• Aim of the task
Write the records out again, precisely as they stand.

Dataset items:
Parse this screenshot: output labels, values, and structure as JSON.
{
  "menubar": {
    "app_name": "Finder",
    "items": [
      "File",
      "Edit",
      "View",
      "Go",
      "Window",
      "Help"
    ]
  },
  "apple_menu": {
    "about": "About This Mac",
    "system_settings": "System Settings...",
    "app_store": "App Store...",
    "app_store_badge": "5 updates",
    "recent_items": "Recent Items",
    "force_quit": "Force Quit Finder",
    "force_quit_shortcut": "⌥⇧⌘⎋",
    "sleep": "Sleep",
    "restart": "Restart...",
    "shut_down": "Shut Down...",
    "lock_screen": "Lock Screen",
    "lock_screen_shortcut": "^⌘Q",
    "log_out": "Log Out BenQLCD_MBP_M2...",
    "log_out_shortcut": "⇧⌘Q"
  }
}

• Answer
Parse this screenshot: output labels, values, and structure as JSON.
{
  "menubar": {
    "app_name": "Finder",
    "items": [
      "File",
      "Edit",
      "View",
      "Go",
      "Window",
      "Help"
    ]
  },
  "apple_menu": {
    "about": "About This Mac",
    "system_settings": "System Settings...",
    "app_store": "App Store...",
    "app_store_badge": "5 updates",
    "recent_items": "Recent Items",
    "force_quit": "Force Quit Finder",
    "force_quit_shortcut": "⌥⇧⌘⎋",
    "sleep": "Sleep",
    "restart": "Restart...",
    "shut_down": "Shut Down...",
    "lock_screen": "Lock Screen",
    "lock_screen_shortcut": "^⌘Q",
    "log_out": "Log Out BenQLCD_MBP_M2...",
    "log_out_shortcut": "⇧⌘Q"
  }
}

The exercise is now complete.